• Exercise prompt:
Find the lines containing the word "Notifications" and copy every one of them.

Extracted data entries
☆ ☆ ☆ ☆ ☆ ☆ ☆

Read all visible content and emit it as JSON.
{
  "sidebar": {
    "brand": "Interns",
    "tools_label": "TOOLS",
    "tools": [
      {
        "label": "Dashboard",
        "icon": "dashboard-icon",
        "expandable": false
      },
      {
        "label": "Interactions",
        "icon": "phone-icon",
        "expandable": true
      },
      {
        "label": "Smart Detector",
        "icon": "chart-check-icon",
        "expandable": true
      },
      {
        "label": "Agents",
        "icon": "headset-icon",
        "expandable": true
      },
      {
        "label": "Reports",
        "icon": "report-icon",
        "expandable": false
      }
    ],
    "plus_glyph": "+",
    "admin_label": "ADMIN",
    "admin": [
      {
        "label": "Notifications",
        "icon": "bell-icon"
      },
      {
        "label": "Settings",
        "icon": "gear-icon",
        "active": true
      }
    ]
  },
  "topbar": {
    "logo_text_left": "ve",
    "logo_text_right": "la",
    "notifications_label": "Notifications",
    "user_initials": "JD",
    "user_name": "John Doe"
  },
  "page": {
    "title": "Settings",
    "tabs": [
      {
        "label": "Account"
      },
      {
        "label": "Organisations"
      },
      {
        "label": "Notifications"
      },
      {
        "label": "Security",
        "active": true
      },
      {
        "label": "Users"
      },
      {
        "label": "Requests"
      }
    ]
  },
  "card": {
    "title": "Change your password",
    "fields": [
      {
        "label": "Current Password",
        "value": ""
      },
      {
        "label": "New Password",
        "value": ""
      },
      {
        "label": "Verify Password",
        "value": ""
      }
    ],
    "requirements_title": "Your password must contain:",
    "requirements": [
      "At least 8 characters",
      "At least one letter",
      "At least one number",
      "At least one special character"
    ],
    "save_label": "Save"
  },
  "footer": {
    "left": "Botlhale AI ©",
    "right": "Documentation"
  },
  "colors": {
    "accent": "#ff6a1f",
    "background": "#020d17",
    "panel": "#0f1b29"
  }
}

☆ ☆ ☆ ☆ ☆ ☆ ☆

• The answer:
        "label": "Notifications",
    "notifications_label": "Notifications",
        "label": "Notifications"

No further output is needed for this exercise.